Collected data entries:
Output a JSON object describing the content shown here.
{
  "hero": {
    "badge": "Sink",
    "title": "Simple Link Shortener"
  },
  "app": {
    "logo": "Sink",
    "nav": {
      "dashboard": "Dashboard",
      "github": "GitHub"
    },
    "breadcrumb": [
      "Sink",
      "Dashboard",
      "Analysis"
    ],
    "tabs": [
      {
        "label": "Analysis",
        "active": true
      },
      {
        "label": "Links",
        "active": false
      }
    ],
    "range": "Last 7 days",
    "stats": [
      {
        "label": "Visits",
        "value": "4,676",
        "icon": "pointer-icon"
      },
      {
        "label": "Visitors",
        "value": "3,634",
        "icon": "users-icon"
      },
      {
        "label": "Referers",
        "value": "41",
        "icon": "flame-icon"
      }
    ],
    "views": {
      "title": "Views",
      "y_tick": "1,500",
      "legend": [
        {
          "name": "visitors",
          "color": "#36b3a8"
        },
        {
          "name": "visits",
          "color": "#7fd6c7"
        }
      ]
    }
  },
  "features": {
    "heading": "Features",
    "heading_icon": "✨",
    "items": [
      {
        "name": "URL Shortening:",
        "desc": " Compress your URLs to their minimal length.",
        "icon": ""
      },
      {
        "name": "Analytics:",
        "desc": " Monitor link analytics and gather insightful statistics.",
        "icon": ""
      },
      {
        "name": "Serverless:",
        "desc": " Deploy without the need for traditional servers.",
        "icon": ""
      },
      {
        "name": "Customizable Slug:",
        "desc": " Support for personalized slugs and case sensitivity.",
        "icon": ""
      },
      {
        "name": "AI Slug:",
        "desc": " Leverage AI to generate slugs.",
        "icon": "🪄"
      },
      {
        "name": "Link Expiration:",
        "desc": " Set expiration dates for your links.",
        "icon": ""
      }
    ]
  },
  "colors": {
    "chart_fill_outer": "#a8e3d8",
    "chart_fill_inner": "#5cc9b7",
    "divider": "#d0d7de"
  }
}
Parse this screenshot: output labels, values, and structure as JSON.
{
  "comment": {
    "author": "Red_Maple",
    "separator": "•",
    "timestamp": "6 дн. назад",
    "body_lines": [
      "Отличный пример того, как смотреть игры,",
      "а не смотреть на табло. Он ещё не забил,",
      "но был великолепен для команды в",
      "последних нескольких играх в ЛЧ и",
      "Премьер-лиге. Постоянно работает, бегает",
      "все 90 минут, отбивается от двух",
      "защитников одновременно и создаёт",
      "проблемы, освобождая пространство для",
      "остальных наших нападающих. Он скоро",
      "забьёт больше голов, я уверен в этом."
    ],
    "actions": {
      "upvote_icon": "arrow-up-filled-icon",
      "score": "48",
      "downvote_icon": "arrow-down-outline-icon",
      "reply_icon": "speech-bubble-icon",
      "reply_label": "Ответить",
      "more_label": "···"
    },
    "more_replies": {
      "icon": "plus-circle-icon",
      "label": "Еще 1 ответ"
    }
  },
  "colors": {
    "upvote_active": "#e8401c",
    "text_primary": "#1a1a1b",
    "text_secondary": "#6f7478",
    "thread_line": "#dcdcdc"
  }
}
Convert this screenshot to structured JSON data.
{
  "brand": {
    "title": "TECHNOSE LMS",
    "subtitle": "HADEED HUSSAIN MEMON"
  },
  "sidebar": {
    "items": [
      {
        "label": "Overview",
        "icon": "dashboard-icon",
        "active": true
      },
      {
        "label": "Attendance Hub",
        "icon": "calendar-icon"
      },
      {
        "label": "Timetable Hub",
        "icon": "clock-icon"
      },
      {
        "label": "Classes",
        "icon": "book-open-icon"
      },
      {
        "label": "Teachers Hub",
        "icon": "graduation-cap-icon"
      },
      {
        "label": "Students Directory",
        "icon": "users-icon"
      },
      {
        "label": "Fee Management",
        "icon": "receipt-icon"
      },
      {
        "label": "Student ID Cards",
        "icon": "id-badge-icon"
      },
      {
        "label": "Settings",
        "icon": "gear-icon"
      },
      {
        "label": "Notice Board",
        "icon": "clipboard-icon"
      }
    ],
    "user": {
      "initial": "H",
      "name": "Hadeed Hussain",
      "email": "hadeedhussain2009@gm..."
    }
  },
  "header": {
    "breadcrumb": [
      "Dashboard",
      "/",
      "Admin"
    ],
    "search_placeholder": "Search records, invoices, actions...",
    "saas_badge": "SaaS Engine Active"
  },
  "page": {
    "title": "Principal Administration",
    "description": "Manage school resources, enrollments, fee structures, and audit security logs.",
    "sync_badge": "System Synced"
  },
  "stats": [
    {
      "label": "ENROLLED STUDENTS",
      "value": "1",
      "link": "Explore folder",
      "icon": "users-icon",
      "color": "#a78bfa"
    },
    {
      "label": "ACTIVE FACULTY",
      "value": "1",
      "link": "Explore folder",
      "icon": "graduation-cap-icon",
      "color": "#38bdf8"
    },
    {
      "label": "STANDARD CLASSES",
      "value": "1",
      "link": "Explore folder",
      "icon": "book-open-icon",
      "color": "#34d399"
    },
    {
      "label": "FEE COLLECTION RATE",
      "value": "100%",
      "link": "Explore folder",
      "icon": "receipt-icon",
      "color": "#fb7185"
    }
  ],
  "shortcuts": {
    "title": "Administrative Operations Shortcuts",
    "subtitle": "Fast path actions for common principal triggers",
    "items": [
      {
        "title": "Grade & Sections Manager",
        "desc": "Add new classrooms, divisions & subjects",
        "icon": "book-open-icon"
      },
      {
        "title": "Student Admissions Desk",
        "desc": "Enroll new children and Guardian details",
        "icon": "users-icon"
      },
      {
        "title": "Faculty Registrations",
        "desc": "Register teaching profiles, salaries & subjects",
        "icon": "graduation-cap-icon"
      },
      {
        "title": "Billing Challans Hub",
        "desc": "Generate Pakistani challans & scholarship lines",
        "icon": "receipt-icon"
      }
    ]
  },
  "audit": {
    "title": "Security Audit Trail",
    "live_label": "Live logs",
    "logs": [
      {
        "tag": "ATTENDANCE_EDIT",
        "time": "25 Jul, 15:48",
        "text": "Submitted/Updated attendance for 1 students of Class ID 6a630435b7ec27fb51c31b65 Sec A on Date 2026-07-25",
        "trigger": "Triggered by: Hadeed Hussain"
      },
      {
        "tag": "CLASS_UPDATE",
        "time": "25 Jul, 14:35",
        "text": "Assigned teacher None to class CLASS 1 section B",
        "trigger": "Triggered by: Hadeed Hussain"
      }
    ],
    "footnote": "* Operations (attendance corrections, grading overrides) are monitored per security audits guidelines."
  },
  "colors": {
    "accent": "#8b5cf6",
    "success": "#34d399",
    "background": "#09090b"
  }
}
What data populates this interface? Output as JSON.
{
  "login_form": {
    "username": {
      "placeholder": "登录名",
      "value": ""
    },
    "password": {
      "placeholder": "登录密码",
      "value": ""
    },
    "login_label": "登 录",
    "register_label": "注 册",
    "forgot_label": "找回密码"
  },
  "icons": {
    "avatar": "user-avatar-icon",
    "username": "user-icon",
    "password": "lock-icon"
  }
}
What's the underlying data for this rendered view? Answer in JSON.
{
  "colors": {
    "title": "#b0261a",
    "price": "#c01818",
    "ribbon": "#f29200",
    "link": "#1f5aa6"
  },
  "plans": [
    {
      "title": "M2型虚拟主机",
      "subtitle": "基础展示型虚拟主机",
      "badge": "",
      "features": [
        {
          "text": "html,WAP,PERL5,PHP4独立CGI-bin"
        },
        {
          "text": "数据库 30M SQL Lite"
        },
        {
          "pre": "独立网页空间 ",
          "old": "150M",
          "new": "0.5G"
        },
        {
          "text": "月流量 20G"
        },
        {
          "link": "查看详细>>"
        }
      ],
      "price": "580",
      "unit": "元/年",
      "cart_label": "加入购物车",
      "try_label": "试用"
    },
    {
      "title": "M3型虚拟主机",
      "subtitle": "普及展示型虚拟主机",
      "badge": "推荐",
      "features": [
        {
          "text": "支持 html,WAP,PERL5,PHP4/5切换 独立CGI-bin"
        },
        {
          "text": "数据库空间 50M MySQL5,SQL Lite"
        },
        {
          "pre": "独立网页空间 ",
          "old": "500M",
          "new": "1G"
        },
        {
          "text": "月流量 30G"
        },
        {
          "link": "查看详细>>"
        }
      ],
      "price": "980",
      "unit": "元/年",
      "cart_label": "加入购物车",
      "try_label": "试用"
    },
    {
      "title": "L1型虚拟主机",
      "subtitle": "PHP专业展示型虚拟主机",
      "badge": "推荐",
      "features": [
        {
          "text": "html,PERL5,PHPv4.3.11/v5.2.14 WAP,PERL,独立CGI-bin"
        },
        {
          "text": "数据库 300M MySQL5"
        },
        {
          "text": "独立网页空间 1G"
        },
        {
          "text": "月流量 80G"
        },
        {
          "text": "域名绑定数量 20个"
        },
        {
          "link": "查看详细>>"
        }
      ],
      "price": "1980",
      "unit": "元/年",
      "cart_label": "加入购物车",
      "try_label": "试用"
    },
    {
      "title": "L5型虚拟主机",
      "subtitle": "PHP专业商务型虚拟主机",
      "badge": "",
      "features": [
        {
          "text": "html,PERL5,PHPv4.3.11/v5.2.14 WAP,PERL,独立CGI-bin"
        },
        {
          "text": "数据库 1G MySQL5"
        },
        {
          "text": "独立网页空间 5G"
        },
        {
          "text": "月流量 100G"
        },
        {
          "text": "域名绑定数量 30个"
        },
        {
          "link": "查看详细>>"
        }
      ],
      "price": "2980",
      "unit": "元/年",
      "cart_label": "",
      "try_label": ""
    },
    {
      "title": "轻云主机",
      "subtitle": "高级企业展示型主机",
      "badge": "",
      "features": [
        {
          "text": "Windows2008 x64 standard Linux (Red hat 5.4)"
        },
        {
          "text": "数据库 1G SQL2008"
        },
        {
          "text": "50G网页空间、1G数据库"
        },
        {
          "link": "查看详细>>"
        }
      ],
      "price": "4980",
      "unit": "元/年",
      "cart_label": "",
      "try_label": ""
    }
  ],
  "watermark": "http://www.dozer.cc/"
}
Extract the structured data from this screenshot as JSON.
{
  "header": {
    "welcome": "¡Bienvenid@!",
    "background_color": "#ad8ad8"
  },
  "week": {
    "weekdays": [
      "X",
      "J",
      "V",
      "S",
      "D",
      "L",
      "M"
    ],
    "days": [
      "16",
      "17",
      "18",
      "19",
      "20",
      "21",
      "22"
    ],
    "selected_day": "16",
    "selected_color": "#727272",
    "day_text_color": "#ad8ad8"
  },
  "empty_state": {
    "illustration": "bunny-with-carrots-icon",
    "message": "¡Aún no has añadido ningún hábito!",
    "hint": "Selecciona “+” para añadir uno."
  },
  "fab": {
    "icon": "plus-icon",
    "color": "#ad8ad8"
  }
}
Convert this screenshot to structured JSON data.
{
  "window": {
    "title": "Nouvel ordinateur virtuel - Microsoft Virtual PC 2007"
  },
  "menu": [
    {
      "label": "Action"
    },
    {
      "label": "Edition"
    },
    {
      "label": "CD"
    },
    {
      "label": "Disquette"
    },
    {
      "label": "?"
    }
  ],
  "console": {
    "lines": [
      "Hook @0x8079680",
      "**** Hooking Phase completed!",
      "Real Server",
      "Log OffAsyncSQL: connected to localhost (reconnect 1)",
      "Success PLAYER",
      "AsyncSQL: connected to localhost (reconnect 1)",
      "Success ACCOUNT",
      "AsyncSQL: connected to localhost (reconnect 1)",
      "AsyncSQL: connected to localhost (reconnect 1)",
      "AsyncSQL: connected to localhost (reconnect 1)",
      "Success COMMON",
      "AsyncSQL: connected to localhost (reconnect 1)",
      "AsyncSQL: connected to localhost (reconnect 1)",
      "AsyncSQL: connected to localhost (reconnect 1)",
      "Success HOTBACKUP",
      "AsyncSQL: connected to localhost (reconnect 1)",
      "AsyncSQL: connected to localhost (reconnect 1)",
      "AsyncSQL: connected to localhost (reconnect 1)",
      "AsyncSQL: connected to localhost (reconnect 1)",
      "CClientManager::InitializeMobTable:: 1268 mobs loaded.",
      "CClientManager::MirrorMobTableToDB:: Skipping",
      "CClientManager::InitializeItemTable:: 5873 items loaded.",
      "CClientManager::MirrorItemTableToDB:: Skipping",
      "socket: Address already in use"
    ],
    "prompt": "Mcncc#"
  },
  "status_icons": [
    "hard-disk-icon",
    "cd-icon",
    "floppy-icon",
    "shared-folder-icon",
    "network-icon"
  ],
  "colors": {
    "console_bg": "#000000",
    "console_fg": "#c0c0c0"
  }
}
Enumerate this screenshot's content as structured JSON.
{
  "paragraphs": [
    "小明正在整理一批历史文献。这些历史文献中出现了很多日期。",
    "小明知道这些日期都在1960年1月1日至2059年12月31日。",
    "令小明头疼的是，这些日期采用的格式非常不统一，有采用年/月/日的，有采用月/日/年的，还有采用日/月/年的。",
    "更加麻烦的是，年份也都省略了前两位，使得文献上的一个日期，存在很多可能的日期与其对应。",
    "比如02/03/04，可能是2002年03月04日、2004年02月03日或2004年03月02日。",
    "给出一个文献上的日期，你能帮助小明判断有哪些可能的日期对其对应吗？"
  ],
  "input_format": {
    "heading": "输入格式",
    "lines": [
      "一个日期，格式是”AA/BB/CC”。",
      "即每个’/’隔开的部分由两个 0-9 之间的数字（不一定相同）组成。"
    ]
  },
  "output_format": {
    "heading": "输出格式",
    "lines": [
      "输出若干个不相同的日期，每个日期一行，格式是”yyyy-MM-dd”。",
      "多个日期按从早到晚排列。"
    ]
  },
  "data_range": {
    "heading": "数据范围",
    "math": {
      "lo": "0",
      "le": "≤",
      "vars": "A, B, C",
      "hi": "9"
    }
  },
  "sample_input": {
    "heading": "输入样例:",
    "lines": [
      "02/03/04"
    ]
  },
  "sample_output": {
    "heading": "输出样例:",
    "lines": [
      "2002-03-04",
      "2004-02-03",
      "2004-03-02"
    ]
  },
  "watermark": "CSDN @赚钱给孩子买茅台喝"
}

Instructions for the task:
Only the number should be given: how many lines of the data contain the word "your"?

Solution to the exercise:
2